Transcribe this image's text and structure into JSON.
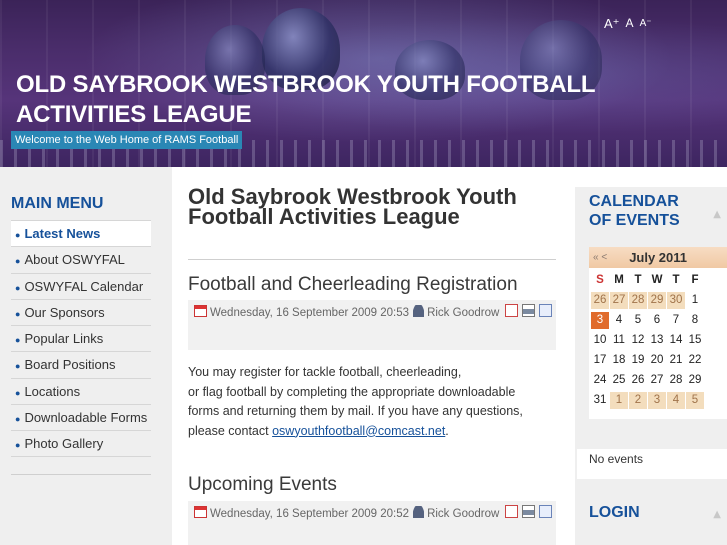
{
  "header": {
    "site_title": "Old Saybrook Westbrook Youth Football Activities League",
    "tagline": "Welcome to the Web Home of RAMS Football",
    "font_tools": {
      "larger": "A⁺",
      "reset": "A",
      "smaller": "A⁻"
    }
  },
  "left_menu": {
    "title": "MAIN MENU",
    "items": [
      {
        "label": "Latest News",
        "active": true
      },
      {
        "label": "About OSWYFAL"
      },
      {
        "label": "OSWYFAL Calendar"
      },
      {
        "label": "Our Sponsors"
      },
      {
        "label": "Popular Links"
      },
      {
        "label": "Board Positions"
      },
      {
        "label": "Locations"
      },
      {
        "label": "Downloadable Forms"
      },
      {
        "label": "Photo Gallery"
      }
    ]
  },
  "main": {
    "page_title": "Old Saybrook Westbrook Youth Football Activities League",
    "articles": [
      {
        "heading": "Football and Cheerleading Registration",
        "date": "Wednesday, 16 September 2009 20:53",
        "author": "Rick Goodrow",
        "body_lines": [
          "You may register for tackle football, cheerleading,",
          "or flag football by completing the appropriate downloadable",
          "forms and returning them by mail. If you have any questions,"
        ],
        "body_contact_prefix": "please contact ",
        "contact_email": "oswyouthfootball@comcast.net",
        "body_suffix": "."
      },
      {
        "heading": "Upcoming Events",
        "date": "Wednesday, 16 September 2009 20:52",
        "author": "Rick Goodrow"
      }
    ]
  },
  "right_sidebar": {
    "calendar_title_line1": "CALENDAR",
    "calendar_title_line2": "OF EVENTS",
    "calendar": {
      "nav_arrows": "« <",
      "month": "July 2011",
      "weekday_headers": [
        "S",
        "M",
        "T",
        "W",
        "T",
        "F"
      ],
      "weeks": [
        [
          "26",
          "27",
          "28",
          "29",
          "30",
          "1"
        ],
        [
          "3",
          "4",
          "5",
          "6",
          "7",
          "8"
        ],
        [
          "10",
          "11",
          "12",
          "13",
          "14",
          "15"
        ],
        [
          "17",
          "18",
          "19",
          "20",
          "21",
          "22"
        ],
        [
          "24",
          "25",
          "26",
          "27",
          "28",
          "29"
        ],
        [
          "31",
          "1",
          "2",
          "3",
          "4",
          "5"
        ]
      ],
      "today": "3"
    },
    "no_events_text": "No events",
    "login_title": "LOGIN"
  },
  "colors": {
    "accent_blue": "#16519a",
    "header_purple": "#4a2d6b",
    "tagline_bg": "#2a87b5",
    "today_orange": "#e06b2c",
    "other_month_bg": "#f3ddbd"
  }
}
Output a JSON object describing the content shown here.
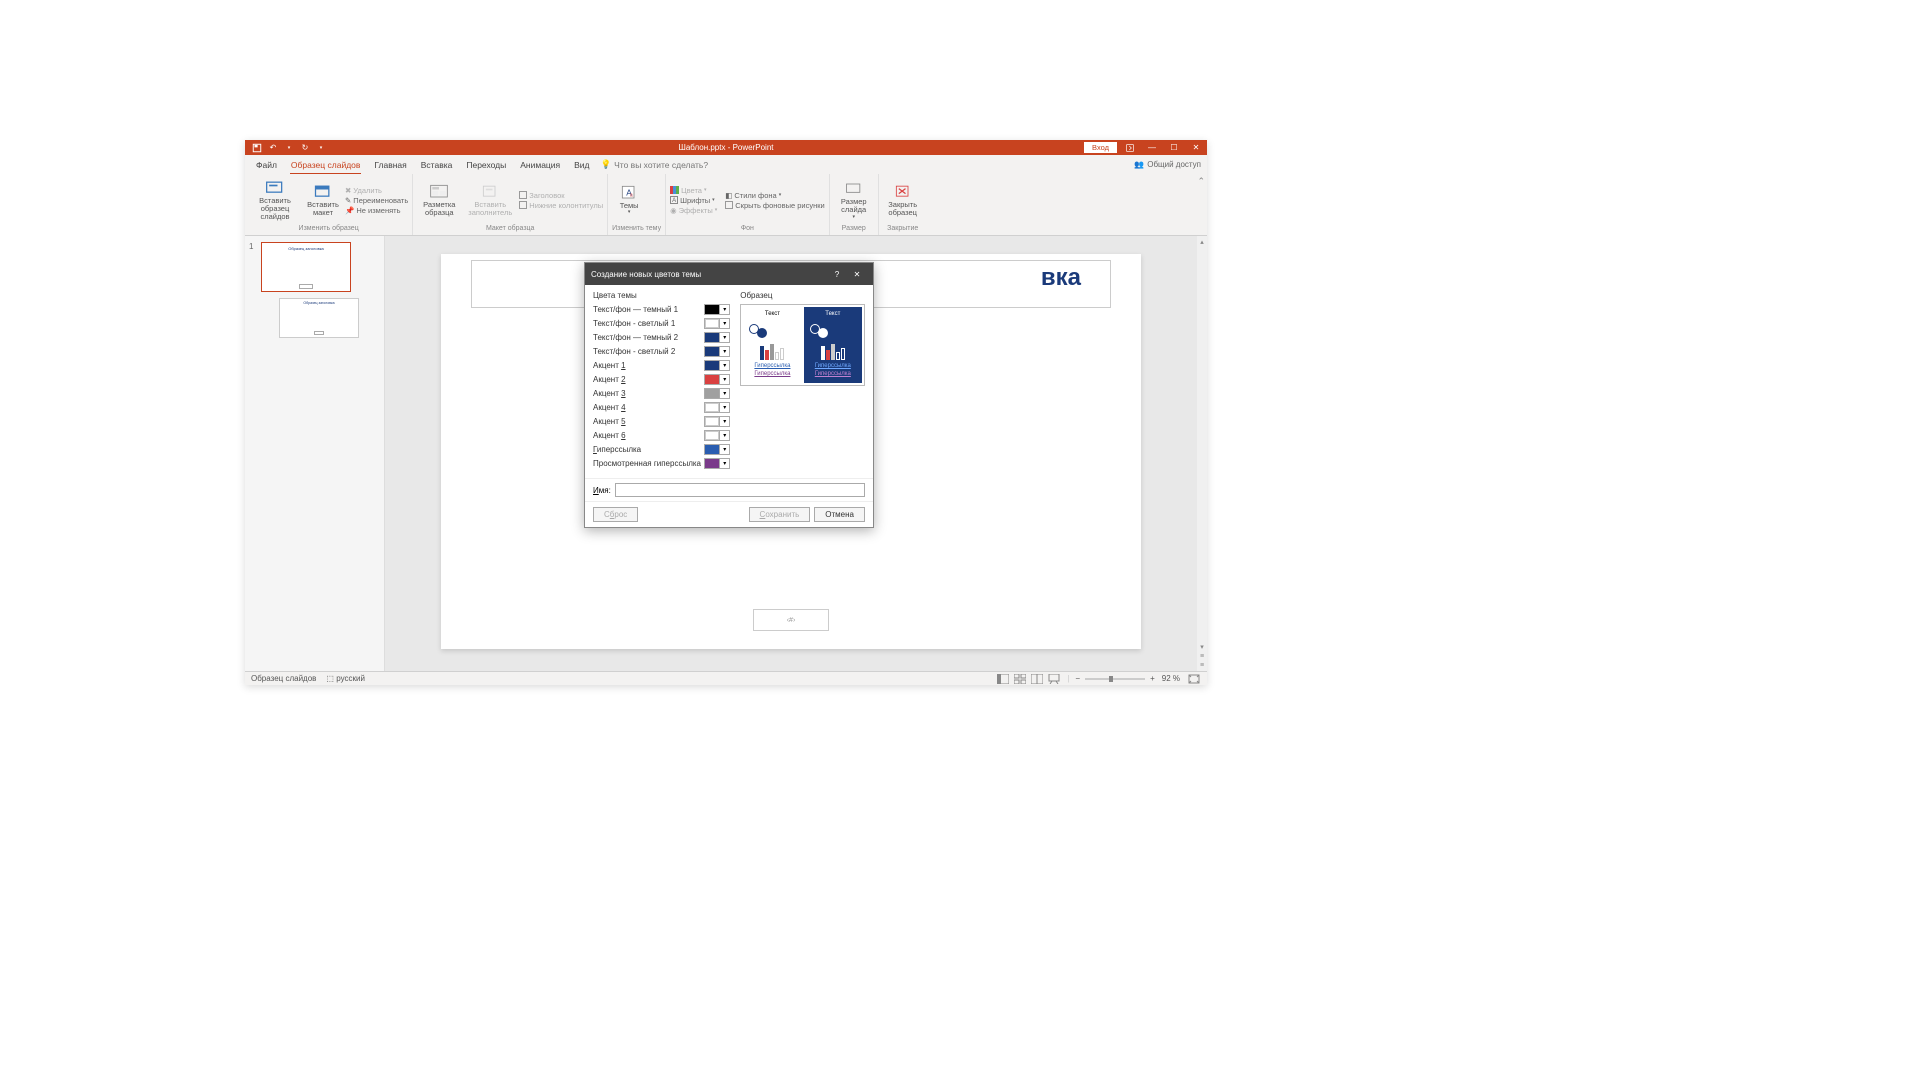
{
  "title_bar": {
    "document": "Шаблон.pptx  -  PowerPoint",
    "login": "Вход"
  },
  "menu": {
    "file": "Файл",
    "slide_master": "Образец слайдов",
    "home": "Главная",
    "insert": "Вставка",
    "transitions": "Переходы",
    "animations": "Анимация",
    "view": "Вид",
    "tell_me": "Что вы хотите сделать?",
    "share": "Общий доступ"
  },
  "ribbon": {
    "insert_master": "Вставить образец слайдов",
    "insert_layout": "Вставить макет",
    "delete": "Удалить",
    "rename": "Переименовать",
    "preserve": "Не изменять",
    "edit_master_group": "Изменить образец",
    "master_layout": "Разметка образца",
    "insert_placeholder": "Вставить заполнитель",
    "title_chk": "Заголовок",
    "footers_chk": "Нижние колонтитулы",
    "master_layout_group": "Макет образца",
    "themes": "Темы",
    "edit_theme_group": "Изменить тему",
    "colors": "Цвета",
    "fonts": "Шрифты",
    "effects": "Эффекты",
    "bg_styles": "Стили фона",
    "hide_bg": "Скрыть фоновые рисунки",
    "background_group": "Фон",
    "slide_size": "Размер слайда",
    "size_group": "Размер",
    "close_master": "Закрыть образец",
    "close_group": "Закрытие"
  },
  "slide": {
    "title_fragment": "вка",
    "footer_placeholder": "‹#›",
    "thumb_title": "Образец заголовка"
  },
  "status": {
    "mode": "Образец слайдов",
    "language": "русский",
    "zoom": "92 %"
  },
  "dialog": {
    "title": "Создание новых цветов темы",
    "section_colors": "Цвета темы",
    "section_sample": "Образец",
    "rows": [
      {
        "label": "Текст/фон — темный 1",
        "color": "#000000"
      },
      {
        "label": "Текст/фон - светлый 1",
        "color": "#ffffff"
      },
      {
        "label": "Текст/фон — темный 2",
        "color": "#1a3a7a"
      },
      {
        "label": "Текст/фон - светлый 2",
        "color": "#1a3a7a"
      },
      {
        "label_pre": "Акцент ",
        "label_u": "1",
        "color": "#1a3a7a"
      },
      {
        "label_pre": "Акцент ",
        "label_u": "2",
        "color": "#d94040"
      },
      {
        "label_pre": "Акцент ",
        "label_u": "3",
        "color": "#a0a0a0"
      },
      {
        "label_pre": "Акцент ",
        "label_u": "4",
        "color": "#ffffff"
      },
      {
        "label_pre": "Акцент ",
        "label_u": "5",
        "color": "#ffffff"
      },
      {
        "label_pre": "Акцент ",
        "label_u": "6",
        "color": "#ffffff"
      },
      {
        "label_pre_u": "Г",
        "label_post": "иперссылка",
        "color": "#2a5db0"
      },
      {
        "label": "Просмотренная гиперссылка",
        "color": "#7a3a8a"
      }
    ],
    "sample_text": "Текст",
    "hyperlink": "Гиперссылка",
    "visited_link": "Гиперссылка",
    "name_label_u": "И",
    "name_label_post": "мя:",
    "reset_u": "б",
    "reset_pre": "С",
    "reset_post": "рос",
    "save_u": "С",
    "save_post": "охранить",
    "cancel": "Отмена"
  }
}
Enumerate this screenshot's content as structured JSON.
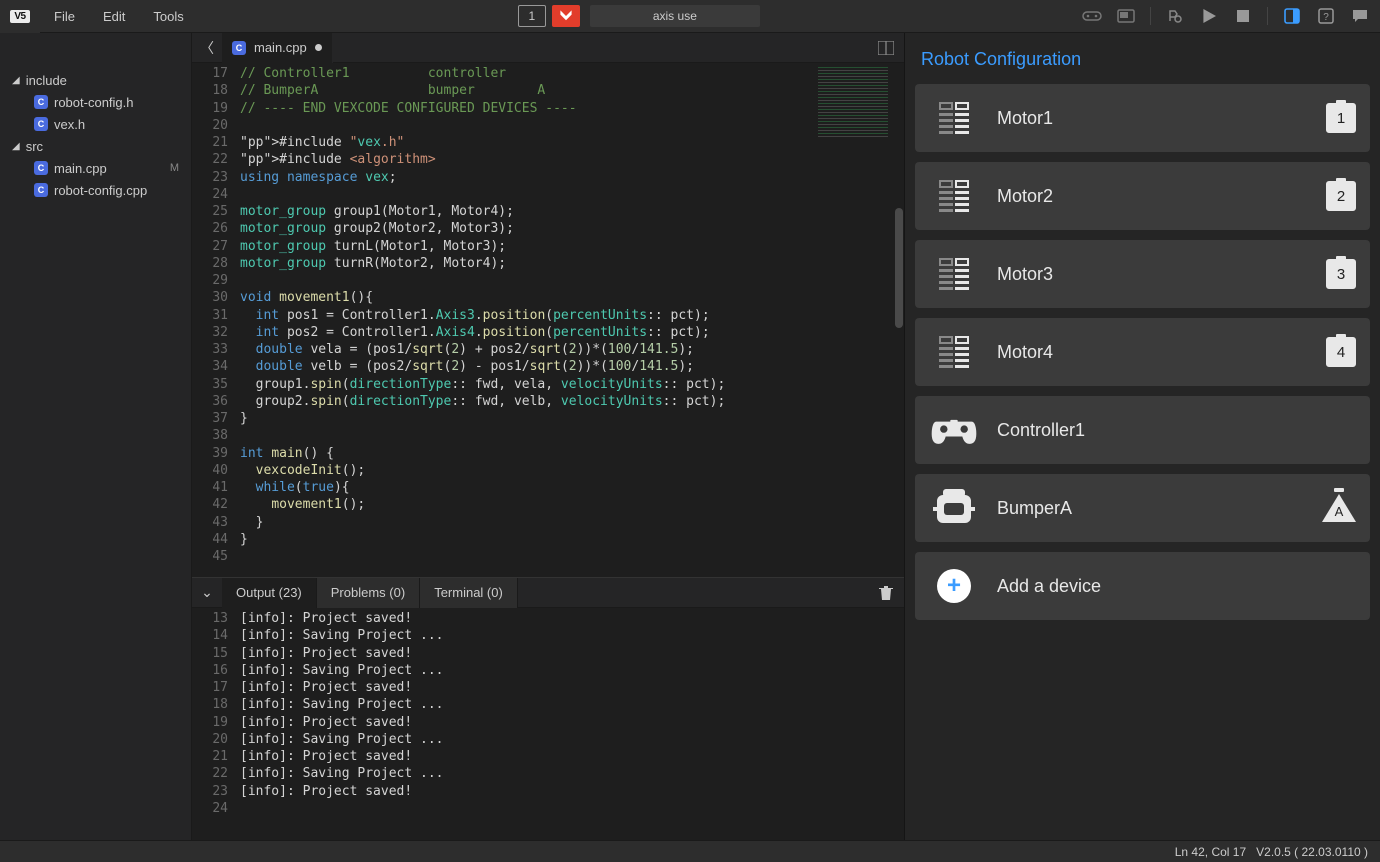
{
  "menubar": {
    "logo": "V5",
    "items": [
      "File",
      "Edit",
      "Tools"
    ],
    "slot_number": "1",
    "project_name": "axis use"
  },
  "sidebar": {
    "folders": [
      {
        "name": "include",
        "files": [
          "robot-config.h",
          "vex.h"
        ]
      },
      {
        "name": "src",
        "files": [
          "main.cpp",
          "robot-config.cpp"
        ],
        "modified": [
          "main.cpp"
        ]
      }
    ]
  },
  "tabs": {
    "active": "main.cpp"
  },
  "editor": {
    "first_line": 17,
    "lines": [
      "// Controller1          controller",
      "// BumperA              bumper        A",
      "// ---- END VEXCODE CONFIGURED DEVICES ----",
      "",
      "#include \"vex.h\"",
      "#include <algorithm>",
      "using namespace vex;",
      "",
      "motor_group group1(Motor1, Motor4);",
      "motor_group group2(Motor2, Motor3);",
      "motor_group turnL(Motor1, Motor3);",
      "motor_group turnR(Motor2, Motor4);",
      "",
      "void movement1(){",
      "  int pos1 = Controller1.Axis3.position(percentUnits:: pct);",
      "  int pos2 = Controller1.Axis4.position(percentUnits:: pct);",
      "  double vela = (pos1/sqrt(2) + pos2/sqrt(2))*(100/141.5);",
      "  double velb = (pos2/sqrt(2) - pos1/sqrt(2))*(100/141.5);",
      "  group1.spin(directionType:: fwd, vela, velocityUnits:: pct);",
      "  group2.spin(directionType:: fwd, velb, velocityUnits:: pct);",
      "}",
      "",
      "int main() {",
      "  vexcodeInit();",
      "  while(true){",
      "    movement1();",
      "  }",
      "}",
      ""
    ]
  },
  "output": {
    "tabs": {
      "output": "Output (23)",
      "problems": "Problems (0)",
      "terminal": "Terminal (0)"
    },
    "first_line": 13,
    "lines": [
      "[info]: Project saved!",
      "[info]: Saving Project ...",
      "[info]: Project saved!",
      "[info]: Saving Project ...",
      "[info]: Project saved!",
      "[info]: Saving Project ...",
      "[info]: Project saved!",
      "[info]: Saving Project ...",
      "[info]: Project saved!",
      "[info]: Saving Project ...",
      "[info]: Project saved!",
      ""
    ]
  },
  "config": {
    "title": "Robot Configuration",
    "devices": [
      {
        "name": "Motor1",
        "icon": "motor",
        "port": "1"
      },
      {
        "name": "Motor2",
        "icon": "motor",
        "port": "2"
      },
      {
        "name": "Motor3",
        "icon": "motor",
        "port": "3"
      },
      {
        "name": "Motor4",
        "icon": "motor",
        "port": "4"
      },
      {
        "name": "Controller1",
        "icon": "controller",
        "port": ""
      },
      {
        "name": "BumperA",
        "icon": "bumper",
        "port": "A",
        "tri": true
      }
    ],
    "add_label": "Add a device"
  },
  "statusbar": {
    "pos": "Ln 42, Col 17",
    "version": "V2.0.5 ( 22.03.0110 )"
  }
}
------------------------------------
_Your objective_
Only lines with the word "OSWYFAL" should be collected from the material.

_Finished task_
        "label": "About OSWYFAL"
        "label": "OSWYFAL Calendar"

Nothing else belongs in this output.